- _Stored items_:

|---|

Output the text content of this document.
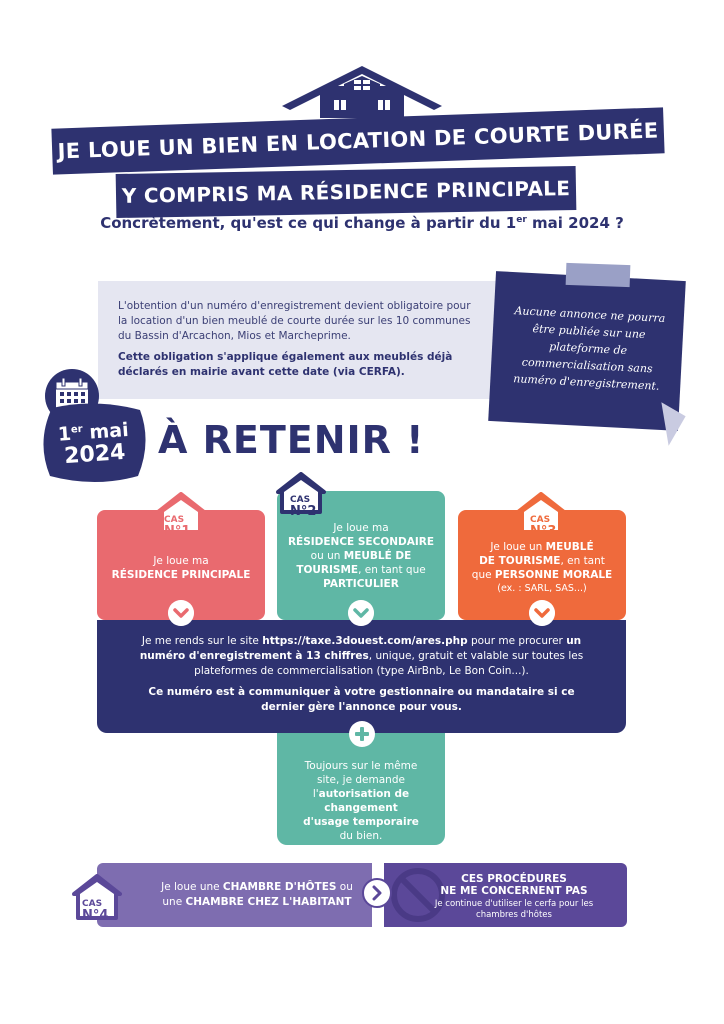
JE LOUE UN BIEN EN LOCATION DE COURTE DURÉE
Y COMPRIS MA RÉSIDENCE PRINCIPALE
Concrètement, qu'est ce qui change à partir du 1er mai 2024 ?

L'obtention d'un numéro d'enregistrement devient obligatoire pour la location d'un bien meublé de courte durée sur les 10 communes du Bassin d'Arcachon, Mios et Marcheprime.

Cette obligation s'applique également aux meublés déjà déclarés en mairie avant cette date (via CERFA).

Aucune annonce ne pourra être publiée sur une plateforme de commercialisation sans numéro d'enregistrement.
1er mai
2024 À RETENIR !
Je loue ma
RÉSIDENCE PRINCIPALE
CAS
N°1	Je loue ma
RÉSIDENCE SECONDAIRE
ou un MEUBLÉ DE
TOURISME, en tant que
PARTICULIER
CAS
N°2
Je loue un MEUBLÉ
DE TOURISME, en tant
que PERSONNE MORALE
(ex. : SARL, SAS...)
CAS
N°3

Je me rends sur le site https://taxe.3douest.com/ares.php pour me procurer un numéro d'enregistrement à 13 chiffres, unique, gratuit et valable sur toutes les plateformes de commercialisation (type AirBnb, Le Bon Coin...).

Ce numéro est à communiquer à votre gestionnaire ou mandataire si ce dernier gère l'annonce pour vous.

Toujours sur le même site, je demande l'autorisation de changement d'usage temporaire du bien.
Je loue une CHAMBRE D'HÔTES ou
une CHAMBRE CHEZ L'HABITANT
CAS
N°4
CES PROCÉDURES
NE ME CONCERNENT PAS
Je continue d'utiliser le cerfa pour les chambres d'hôtes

|---|

- _Exercise goal_: Reproduce all of the material exactly, apart from the pictures.

- _Exercise result_:
Output the text content of this document.
JE LOUE UN BIEN EN LOCATION DE COURTE DURÉE
Y COMPRIS MA RÉSIDENCE PRINCIPALE
Concrètement, qu'est ce qui change à partir du 1er mai 2024 ?

L'obtention d'un numéro d'enregistrement devient obligatoire pour la location d'un bien meublé de courte durée sur les 10 communes du Bassin d'Arcachon, Mios et Marcheprime.

Cette obligation s'applique également aux meublés déjà déclarés en mairie avant cette date (via CERFA).

Aucune annonce ne pourra être publiée sur une plateforme de commercialisation sans numéro d'enregistrement.
1er mai
2024 À RETENIR !
Je loue ma
RÉSIDENCE PRINCIPALE
CAS
N°1	Je loue ma
RÉSIDENCE SECONDAIRE
ou un MEUBLÉ DE
TOURISME, en tant que
PARTICULIER
CAS
N°2
Je loue un MEUBLÉ
DE TOURISME, en tant
que PERSONNE MORALE
(ex. : SARL, SAS...)
CAS
N°3

Je me rends sur le site https://taxe.3douest.com/ares.php pour me procurer un numéro d'enregistrement à 13 chiffres, unique, gratuit et valable sur toutes les plateformes de commercialisation (type AirBnb, Le Bon Coin...).

Ce numéro est à communiquer à votre gestionnaire ou mandataire si ce dernier gère l'annonce pour vous.

Toujours sur le même site, je demande l'autorisation de changement d'usage temporaire du bien.
Je loue une CHAMBRE D'HÔTES ou
une CHAMBRE CHEZ L'HABITANT
CAS
N°4
CES PROCÉDURES
NE ME CONCERNENT PAS
Je continue d'utiliser le cerfa pour les chambres d'hôtes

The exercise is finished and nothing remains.